*Passage provided*
-*-
That much was done in that field is true enough. But a great deal of scientific effort resulted in no more than what, for instance, synthetic rubber has been.
The first thing the German scientists did at the outbreak of the war was to perfect the system of a Norwegian chemist who had succeeded two years before in condensing the nitrogen of the air into the highly tangible form of crystals.
Many are under the impression that the process was something entirely new and distinctly a German invention. I have shown that this is not so. Even the Norwegian cannot claim credit for the invention as in itself new. His merit is that he made the process commercially possible.
The thing was a huge success. The British blockade had made the importation of niter from overseas impossible. There is no telling what would have happened except for the fact that the practically inexhaustible store of nitrogen in the air could be drawn upon. It kept the Central Powers group of belligerents in powder, so long as there was vegetable fiber and coal-tar enough to be nitrated. Incidentally, some of the by-products of the nitrogen process served in good stead as fertilizer. The quantity won was not great, however.
I am not dealing with war as such, and for that reason I will pass by the many minor inventions of a purely military character that were made, nor would it be possible to do more than a cataloguing job if I were to attempt to refer here to all the innovations and substitutions that were undertaken as time went on.
-*-
*Provided records*
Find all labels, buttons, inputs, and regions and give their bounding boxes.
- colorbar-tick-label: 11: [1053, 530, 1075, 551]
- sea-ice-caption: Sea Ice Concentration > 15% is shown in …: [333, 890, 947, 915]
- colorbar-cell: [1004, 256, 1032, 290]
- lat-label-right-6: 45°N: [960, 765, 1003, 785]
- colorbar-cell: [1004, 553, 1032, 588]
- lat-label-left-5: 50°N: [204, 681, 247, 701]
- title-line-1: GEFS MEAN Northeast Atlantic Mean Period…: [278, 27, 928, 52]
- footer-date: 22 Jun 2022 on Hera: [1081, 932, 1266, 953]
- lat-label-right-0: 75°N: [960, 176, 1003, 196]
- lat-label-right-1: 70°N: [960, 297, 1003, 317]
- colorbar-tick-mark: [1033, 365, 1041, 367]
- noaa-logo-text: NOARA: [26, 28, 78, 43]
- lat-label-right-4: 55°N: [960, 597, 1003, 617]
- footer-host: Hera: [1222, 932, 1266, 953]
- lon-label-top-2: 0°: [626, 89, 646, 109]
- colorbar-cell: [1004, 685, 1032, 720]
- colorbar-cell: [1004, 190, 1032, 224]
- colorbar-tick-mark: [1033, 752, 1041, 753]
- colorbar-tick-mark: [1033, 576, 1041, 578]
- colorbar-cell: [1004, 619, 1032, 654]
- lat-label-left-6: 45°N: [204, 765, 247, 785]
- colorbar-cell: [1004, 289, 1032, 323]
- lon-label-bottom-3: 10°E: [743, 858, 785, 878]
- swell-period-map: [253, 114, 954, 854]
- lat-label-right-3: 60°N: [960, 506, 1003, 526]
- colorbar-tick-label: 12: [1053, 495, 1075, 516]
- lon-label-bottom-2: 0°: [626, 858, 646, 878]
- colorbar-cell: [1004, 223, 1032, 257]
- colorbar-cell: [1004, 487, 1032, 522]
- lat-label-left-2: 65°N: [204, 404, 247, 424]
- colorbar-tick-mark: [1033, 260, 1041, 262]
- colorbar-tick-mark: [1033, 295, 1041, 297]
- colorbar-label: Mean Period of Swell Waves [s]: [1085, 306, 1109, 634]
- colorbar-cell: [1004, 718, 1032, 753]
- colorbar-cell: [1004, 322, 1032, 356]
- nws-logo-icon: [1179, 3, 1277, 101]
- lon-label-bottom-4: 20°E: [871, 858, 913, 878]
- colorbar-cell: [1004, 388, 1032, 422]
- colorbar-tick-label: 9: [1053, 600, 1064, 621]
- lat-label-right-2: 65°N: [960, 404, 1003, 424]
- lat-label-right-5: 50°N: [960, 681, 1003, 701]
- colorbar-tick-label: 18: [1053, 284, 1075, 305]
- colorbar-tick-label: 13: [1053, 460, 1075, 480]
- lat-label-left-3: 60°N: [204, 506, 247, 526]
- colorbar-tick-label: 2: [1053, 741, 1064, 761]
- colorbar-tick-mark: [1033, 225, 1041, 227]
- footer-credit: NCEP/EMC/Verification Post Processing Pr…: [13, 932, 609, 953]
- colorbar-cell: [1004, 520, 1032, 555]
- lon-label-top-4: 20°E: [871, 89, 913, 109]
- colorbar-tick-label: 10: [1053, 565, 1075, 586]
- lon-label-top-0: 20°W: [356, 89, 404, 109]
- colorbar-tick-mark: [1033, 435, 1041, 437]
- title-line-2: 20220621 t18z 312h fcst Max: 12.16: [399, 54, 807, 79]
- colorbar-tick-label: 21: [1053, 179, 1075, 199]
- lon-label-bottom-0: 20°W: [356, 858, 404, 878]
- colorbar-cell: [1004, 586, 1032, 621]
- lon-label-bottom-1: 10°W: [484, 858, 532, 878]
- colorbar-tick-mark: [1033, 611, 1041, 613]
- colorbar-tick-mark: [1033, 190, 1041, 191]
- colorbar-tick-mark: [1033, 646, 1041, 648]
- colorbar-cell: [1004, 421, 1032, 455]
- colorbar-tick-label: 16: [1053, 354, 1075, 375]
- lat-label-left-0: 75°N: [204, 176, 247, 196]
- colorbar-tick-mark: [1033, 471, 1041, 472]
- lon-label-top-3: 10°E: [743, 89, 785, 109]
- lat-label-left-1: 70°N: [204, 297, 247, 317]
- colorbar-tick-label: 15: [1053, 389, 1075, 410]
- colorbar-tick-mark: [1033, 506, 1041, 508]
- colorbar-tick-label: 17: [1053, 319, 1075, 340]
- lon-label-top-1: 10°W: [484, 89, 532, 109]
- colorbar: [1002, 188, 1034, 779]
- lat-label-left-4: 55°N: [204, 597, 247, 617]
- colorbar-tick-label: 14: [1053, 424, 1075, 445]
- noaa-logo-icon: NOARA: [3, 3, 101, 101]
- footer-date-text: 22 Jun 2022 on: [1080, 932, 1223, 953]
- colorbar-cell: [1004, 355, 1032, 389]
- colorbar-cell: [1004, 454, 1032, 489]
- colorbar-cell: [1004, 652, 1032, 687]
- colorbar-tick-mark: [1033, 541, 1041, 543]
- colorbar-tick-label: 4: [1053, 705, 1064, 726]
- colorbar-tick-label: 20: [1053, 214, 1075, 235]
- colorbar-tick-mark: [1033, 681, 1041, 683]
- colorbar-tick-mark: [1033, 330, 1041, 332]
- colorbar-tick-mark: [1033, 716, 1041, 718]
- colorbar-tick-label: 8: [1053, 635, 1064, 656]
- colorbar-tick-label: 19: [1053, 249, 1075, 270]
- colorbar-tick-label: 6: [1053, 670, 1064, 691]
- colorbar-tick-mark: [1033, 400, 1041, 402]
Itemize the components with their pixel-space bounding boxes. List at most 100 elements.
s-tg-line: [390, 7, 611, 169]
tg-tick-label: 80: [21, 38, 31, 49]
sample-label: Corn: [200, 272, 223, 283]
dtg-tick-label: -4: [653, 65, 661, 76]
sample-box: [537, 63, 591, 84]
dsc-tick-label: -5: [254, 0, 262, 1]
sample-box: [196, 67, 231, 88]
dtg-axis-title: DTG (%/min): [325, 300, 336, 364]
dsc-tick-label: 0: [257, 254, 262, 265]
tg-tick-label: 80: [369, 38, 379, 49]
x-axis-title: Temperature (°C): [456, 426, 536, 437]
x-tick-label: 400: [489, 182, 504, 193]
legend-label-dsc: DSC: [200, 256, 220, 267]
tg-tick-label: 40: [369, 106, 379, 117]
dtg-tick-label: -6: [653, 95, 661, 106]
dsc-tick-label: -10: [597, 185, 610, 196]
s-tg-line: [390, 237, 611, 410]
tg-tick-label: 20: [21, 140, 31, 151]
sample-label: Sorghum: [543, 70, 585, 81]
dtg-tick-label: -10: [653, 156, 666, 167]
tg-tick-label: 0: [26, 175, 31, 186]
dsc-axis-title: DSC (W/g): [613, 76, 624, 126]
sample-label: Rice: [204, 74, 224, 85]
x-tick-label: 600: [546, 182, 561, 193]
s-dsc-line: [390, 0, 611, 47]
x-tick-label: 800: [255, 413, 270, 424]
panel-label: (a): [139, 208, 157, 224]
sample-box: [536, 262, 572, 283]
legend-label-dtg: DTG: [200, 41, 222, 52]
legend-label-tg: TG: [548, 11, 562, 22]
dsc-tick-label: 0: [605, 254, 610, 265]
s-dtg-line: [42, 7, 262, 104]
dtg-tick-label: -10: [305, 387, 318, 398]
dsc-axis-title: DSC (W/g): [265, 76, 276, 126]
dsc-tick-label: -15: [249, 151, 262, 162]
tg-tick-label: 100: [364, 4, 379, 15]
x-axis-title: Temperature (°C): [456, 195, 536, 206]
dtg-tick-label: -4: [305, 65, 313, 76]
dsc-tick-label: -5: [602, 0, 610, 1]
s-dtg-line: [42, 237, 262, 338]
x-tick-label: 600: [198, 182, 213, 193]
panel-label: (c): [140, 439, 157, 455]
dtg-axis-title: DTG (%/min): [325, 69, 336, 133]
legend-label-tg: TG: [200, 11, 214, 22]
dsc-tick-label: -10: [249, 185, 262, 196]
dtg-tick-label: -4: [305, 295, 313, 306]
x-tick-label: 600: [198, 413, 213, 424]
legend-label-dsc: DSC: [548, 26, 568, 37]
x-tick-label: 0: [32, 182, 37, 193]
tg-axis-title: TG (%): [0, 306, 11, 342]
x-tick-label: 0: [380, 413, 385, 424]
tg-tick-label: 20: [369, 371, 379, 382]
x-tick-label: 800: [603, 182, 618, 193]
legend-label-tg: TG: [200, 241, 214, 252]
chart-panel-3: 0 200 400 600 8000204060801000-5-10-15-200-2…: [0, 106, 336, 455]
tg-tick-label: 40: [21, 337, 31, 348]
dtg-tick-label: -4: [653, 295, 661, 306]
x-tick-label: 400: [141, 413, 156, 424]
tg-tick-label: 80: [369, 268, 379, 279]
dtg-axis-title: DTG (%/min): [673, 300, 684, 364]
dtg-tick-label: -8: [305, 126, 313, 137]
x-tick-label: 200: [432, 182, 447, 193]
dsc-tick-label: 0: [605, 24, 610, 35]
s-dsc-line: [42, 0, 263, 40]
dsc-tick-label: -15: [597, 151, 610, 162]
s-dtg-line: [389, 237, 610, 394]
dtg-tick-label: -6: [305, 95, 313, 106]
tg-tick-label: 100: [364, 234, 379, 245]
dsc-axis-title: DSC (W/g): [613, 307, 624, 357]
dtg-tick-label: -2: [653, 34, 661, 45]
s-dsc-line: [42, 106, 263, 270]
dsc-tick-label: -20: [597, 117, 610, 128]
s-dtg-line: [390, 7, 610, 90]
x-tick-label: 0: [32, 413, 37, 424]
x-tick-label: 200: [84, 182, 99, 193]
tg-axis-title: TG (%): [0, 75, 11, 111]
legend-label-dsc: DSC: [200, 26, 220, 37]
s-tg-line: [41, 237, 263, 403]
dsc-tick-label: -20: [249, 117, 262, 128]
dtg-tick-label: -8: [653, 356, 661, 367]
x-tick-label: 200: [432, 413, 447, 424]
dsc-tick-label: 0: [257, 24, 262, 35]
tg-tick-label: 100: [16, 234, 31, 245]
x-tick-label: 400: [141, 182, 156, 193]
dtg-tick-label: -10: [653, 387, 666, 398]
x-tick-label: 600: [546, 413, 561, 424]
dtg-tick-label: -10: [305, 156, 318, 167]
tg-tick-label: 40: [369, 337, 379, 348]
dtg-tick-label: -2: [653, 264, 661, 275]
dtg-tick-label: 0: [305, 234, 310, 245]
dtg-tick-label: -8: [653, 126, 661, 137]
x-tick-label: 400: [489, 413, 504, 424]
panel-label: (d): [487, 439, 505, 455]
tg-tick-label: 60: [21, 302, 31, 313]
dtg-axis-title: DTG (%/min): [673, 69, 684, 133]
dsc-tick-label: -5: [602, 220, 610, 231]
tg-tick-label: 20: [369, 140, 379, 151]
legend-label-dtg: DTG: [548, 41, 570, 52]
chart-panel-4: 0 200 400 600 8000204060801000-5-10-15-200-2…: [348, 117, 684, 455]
-*-
*Assigned task*
In the passage on German wartime chemistry, what made the importation of niter from overseas impossible?

*Task response*
The British blockade